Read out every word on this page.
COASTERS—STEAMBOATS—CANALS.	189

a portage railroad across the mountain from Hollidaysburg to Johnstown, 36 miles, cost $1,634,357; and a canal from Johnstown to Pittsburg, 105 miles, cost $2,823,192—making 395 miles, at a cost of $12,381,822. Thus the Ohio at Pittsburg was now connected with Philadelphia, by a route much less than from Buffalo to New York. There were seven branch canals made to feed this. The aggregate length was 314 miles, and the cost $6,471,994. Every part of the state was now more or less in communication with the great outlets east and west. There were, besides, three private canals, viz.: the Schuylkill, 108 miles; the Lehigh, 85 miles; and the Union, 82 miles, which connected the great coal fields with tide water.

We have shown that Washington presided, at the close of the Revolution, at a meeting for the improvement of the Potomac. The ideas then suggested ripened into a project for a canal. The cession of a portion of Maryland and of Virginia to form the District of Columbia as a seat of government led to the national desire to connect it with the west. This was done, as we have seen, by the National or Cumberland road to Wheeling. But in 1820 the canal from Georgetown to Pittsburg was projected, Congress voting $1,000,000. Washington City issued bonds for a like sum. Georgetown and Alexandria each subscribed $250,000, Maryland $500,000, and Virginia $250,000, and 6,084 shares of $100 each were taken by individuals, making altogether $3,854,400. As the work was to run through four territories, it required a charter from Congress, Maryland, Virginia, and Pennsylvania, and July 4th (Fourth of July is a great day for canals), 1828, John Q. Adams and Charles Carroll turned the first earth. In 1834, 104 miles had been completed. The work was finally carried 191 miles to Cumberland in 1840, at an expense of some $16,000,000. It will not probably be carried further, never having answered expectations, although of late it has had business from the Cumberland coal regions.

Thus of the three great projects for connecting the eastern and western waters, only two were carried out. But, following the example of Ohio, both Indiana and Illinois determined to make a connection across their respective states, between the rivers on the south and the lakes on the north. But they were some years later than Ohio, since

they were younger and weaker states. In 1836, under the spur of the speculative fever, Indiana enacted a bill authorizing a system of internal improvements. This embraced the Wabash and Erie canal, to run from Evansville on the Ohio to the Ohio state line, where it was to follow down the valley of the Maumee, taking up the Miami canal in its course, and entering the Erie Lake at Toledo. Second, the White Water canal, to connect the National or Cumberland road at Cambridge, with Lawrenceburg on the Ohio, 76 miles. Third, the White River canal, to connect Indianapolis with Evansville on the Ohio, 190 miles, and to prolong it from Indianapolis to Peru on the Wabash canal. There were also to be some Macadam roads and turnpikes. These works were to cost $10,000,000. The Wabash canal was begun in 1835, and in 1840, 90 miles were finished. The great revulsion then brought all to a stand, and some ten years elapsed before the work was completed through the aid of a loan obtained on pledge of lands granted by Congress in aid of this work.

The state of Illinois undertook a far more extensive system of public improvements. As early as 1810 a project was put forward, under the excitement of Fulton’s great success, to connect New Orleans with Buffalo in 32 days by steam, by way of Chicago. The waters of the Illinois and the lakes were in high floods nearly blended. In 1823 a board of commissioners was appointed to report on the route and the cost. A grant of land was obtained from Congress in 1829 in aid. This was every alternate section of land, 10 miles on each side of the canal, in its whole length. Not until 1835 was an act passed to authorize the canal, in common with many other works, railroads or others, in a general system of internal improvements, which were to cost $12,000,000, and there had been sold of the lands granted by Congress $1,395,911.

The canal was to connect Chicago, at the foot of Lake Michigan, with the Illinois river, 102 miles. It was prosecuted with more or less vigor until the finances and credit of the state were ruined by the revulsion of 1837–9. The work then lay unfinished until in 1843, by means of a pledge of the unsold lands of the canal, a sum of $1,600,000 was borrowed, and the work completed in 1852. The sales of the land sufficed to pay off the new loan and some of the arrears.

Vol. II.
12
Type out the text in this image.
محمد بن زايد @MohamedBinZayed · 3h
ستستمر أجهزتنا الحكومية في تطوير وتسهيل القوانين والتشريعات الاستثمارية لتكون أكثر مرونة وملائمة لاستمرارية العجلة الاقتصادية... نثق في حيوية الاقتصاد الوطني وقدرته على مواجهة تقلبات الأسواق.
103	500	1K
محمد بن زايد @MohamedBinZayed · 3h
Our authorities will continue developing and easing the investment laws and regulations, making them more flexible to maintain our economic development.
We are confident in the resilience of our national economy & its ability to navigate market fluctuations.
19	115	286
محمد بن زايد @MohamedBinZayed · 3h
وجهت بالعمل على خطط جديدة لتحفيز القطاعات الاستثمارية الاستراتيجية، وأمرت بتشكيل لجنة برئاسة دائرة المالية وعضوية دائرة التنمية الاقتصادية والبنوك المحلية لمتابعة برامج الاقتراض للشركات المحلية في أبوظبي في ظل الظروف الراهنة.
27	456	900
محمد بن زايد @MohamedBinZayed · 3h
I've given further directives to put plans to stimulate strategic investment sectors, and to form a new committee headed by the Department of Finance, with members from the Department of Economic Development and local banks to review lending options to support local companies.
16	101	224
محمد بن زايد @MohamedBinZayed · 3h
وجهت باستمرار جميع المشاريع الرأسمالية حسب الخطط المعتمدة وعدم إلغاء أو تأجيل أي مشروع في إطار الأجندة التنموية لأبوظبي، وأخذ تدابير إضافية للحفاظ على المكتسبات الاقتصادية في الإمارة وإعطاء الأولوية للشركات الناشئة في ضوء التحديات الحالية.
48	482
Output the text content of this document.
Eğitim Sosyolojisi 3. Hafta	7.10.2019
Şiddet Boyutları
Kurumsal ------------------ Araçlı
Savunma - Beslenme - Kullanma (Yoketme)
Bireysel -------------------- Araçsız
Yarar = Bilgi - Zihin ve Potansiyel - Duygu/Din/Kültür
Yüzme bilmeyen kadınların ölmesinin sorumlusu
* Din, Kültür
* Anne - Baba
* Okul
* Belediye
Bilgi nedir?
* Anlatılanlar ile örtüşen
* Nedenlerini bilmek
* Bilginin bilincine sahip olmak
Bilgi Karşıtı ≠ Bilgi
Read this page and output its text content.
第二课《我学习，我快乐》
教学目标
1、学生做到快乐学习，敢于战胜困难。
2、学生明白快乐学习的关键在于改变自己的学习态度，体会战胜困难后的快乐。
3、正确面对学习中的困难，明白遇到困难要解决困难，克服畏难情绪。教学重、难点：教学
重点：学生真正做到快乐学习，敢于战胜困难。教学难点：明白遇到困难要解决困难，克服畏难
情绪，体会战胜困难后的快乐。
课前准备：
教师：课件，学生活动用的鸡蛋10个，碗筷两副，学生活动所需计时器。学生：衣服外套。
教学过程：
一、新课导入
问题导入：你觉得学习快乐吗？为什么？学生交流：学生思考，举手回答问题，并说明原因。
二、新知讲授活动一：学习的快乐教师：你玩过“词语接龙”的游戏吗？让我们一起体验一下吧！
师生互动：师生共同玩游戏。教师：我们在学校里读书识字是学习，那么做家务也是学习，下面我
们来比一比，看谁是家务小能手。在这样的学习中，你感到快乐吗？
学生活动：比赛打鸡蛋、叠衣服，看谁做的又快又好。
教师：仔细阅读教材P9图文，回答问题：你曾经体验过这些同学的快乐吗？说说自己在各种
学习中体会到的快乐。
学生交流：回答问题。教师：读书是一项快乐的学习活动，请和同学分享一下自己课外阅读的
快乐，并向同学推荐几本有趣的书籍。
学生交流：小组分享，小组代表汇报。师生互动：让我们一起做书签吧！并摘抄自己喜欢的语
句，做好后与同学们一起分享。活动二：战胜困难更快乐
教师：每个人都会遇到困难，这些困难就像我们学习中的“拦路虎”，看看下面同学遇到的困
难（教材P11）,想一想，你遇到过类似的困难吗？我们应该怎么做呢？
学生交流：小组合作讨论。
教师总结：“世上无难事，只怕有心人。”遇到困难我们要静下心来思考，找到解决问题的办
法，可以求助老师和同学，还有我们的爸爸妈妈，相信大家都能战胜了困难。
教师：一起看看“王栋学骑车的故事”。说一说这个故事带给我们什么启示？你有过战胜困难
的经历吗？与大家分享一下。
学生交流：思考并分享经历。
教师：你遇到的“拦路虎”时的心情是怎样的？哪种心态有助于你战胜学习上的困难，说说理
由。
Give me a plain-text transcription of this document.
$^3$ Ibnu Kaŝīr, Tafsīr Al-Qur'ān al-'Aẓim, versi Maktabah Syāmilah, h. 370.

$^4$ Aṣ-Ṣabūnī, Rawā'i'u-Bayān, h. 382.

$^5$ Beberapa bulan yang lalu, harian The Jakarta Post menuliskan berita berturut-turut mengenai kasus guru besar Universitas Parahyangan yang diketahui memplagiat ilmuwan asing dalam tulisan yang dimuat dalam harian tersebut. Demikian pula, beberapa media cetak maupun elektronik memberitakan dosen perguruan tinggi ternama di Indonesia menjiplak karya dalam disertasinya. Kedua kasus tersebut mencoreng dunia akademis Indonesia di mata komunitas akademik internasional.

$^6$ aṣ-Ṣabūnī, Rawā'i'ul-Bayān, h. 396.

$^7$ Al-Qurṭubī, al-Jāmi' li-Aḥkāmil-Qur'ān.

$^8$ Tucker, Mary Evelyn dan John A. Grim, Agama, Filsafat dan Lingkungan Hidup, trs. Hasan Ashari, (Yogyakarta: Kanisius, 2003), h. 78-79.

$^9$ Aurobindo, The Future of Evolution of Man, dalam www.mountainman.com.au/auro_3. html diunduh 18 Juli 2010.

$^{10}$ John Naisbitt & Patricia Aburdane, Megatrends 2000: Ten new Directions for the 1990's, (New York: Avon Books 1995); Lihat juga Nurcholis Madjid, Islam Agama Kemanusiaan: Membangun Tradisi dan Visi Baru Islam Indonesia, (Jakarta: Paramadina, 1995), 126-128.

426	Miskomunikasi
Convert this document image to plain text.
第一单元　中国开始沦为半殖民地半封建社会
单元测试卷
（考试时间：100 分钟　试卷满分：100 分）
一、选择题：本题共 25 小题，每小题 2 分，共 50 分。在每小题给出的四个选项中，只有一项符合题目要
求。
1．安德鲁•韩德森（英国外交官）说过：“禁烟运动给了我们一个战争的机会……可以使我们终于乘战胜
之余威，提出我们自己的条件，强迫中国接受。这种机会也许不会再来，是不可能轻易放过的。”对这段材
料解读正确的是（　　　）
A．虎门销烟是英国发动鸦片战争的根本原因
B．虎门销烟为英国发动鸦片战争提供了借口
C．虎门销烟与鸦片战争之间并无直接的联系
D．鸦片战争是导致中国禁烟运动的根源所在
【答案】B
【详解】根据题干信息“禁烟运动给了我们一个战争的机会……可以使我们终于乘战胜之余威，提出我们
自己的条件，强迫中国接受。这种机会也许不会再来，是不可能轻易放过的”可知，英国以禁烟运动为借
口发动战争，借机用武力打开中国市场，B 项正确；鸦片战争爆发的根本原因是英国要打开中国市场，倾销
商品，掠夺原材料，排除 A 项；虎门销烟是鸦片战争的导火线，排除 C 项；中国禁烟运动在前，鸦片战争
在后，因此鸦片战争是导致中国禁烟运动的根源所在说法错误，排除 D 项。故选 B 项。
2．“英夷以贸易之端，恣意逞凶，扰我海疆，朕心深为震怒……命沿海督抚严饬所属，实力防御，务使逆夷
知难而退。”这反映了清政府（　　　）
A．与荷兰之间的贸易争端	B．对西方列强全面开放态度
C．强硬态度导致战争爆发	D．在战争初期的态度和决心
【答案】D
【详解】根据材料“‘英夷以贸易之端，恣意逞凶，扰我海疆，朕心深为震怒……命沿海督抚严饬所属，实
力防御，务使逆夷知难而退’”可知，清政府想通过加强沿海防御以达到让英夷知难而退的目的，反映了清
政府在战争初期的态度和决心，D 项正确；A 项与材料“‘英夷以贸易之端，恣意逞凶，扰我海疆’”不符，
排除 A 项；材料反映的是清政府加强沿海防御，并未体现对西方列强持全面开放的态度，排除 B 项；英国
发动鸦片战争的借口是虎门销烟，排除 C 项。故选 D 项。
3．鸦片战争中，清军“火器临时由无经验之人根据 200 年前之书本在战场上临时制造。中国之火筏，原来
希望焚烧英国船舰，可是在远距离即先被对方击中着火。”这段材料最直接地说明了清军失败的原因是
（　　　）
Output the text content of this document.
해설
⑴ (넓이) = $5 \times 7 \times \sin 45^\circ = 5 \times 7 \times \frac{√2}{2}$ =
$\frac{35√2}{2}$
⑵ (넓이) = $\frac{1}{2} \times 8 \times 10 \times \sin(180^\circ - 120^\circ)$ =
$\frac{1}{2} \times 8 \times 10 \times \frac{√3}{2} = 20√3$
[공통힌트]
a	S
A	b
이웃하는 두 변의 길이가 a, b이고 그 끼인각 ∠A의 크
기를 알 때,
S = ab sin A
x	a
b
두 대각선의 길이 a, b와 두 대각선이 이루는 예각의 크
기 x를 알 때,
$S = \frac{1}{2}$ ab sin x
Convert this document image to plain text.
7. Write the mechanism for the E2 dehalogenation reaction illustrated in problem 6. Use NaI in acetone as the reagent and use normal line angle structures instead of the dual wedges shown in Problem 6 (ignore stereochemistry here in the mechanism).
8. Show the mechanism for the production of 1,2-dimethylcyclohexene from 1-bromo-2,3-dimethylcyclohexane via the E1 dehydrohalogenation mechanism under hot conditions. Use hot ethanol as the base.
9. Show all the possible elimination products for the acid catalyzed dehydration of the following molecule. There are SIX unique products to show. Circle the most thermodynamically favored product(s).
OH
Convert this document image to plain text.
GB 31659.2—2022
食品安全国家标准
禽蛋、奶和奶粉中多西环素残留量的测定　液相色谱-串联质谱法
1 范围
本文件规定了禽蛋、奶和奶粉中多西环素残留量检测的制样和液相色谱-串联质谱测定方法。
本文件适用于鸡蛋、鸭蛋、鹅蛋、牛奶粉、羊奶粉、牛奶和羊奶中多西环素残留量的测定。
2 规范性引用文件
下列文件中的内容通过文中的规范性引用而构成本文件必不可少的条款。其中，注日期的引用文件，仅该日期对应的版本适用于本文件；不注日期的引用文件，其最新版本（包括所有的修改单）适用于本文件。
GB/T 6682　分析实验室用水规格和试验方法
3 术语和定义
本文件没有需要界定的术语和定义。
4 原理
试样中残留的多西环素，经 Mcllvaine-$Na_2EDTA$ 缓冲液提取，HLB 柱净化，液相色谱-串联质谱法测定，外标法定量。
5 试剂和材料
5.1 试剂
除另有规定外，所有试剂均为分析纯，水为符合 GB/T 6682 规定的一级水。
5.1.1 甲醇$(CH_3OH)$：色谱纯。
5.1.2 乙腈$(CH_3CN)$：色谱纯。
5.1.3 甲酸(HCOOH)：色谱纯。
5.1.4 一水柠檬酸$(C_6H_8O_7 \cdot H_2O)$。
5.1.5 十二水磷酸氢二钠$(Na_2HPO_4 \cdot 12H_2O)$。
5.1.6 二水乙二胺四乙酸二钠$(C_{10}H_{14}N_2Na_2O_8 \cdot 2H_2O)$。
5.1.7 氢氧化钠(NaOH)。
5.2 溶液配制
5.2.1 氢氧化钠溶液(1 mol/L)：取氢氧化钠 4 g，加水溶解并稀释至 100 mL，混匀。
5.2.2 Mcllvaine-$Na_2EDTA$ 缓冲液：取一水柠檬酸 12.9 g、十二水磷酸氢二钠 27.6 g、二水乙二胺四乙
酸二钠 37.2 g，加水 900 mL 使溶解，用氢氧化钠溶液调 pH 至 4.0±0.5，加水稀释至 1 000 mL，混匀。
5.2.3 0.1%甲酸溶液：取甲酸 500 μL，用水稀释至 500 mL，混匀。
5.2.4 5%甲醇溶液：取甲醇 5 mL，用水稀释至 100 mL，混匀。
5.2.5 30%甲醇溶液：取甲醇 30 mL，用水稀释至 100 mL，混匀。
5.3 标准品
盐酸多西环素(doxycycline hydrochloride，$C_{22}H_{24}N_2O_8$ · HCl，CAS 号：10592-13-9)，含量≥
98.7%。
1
————————
■ **Your goal**: Extract all lines from the data in which "three" is found.

■ **Solution to this task**:
a portage railroad across the mountain from Hollidaysburg to Johnstown, 36 miles, cost $1,634,357; and a canal from Johnstown to Pittsburg, 105 miles, cost $2,823,192—making 395 miles, at a cost of $12,381,822. Thus the Ohio at Pittsburg was now connected with Philadelphia, by a route much less than from Buffalo to New York. There were seven branch canals made to feed this. The aggregate length was 314 miles, and the cost $6,471,994. Every part of the state was now more or less in communication with the great outlets east and west. There were, besides, three private canals, viz.: the Schuylkill, 108 miles; the Lehigh, 85 miles; and the Union, 82 miles, which connected the great coal fields with tide water.
Thus of the three great projects for connecting the eastern and western waters, only two were carried out. But, following the example of Ohio, both Indiana and Illinois determined to make a connection across their respective states, between the rivers on the south and the lakes on the north. But they were some years later than Ohio, since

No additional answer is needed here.